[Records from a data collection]
◇ ◇ ◇

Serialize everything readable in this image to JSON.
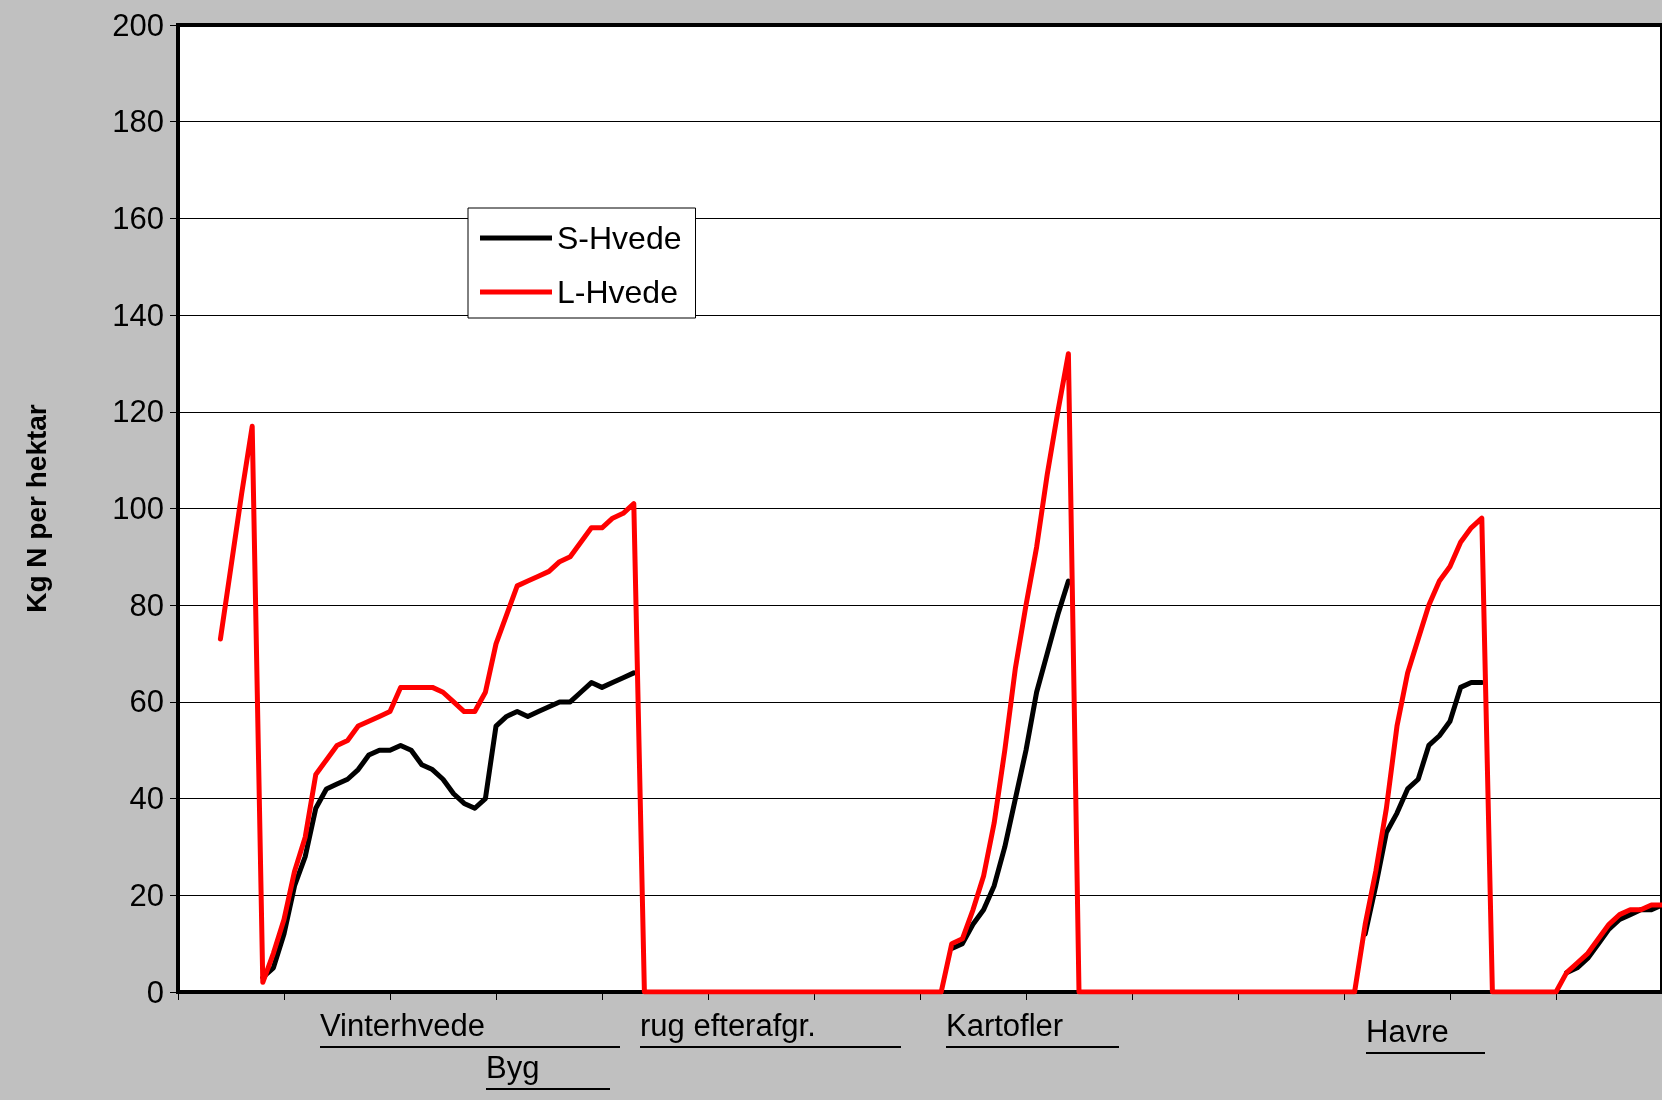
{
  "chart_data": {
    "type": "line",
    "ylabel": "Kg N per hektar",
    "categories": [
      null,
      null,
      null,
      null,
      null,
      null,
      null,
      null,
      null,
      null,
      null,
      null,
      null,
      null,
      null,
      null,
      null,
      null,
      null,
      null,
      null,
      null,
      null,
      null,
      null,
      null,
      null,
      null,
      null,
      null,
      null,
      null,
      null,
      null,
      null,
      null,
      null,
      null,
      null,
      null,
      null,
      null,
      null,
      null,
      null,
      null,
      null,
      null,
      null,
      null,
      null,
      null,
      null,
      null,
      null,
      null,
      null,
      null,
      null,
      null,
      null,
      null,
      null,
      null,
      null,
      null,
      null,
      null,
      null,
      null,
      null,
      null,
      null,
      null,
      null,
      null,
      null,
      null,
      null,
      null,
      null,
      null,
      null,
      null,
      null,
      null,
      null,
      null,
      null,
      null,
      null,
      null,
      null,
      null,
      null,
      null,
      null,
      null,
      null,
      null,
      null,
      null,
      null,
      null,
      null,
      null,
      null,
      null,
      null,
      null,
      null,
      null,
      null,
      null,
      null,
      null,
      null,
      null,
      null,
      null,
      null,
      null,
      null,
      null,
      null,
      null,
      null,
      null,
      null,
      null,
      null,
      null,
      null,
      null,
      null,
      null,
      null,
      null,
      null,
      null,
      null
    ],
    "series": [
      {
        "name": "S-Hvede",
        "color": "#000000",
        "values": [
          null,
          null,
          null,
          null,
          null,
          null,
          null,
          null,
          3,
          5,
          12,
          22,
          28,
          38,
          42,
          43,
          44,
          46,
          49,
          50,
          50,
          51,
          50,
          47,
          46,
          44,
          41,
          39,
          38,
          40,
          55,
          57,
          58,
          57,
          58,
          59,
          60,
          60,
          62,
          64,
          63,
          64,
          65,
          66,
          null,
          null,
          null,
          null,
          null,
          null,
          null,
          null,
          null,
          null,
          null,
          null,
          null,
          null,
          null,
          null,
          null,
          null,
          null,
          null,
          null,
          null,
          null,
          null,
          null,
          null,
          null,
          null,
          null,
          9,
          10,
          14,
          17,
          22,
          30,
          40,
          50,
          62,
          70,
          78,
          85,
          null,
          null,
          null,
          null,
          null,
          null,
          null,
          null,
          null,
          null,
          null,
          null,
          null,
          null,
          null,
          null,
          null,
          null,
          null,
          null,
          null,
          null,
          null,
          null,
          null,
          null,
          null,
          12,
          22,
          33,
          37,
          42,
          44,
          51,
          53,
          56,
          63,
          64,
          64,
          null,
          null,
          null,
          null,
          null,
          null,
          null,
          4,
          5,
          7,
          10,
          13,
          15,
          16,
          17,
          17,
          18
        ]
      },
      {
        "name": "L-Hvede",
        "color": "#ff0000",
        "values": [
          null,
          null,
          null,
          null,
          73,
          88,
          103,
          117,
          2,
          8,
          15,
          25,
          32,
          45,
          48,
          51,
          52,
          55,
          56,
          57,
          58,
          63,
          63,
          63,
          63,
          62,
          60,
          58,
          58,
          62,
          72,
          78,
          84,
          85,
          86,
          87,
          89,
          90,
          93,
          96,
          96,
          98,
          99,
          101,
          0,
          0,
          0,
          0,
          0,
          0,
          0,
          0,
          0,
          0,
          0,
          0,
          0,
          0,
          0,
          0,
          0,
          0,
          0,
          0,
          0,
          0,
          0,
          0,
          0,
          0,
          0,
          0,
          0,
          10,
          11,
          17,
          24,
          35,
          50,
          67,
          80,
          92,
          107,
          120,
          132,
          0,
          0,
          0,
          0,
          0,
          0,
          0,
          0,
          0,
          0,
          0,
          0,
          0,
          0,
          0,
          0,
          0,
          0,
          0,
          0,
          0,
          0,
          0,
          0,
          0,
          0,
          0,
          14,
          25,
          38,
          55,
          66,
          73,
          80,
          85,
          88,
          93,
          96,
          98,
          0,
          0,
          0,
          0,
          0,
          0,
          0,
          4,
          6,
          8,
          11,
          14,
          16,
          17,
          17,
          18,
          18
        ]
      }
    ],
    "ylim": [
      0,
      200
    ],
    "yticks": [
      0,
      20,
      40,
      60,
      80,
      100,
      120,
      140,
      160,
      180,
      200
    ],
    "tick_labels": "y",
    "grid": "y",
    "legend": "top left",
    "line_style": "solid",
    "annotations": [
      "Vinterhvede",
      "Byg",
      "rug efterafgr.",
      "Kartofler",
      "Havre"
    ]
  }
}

◇ ◇ ◇

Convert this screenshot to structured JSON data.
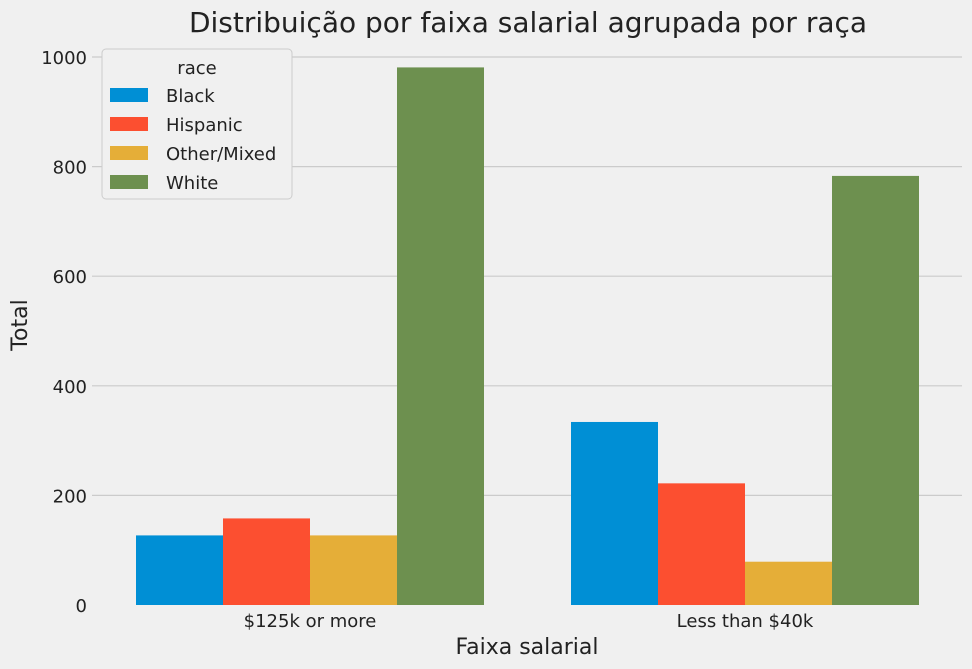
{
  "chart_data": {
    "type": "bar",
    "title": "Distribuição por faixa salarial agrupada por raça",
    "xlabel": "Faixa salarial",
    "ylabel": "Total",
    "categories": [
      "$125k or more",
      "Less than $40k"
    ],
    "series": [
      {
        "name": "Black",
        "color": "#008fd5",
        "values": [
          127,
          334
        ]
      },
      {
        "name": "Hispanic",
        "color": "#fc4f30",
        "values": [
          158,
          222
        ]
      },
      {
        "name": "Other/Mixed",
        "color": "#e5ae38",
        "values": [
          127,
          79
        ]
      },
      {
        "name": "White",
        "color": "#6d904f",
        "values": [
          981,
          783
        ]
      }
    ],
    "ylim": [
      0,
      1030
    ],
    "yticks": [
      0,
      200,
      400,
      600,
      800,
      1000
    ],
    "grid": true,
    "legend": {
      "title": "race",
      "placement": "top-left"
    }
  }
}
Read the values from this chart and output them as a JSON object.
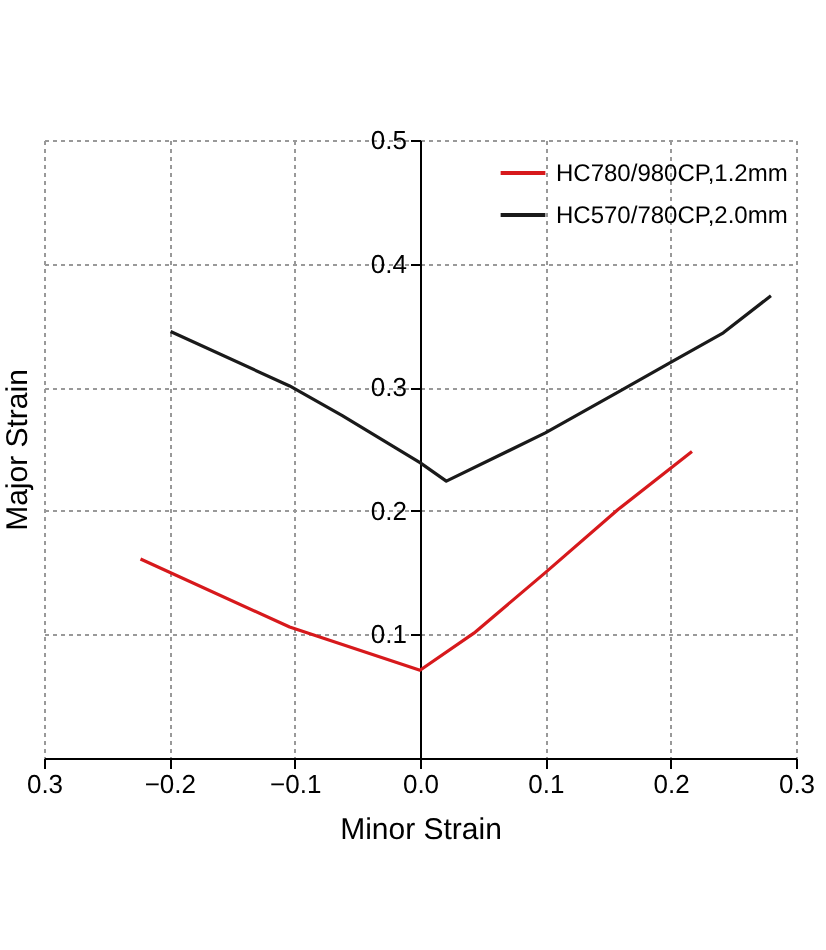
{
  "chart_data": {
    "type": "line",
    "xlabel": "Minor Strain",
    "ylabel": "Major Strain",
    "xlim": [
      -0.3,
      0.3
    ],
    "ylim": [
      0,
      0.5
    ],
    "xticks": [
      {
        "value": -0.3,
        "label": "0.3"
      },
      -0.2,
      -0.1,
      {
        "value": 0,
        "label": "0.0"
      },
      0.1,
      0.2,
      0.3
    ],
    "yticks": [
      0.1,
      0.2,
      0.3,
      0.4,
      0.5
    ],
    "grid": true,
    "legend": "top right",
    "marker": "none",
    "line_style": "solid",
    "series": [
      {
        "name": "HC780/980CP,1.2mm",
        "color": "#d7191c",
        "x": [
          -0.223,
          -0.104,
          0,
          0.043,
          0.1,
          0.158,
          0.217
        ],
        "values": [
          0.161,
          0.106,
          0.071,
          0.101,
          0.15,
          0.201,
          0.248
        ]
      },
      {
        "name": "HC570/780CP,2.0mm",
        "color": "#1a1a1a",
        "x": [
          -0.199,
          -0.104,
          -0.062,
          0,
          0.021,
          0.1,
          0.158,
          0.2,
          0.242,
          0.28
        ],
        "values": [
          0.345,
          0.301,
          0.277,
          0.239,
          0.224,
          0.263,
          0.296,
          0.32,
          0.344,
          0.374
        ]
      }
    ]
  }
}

◇ ◇ ◇

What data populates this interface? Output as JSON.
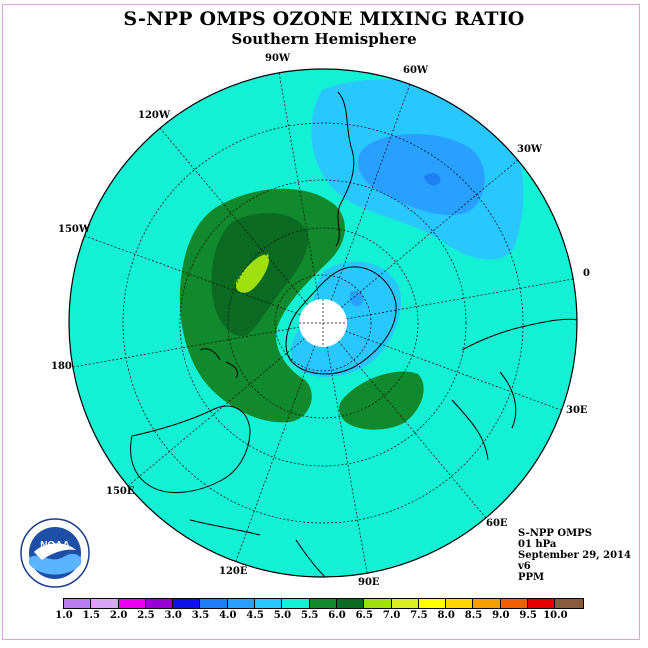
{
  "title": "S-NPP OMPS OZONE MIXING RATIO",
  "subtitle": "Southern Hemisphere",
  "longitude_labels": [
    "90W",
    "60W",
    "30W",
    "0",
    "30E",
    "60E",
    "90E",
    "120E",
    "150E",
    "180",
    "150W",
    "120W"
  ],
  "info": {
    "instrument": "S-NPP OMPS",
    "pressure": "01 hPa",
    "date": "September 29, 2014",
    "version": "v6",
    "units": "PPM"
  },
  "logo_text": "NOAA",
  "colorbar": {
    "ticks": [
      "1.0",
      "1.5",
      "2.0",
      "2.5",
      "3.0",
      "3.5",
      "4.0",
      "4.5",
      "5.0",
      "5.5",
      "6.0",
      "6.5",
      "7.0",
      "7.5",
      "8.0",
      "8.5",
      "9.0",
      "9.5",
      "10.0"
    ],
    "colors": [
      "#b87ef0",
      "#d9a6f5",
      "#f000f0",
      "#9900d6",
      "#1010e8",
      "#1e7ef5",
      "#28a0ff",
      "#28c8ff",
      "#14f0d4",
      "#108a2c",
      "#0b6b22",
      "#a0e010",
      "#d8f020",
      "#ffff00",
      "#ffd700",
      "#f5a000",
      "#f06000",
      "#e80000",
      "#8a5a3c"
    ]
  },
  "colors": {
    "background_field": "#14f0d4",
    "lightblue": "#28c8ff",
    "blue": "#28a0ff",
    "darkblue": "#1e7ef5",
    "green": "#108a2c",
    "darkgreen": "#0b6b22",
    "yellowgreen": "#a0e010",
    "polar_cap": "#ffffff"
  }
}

◇ ◇ ◇

- [WORK TO BE COMPLETED] Look through the entries above; copy each line where the string "JSON" appears.

- [SOLUTION BELOW]
Serialize everything readable in this image to JSON.
Convert this screenshot to structured JSON data.
Read the values from this chart and output them as a JSON object.
What data populates this interface? Output as JSON.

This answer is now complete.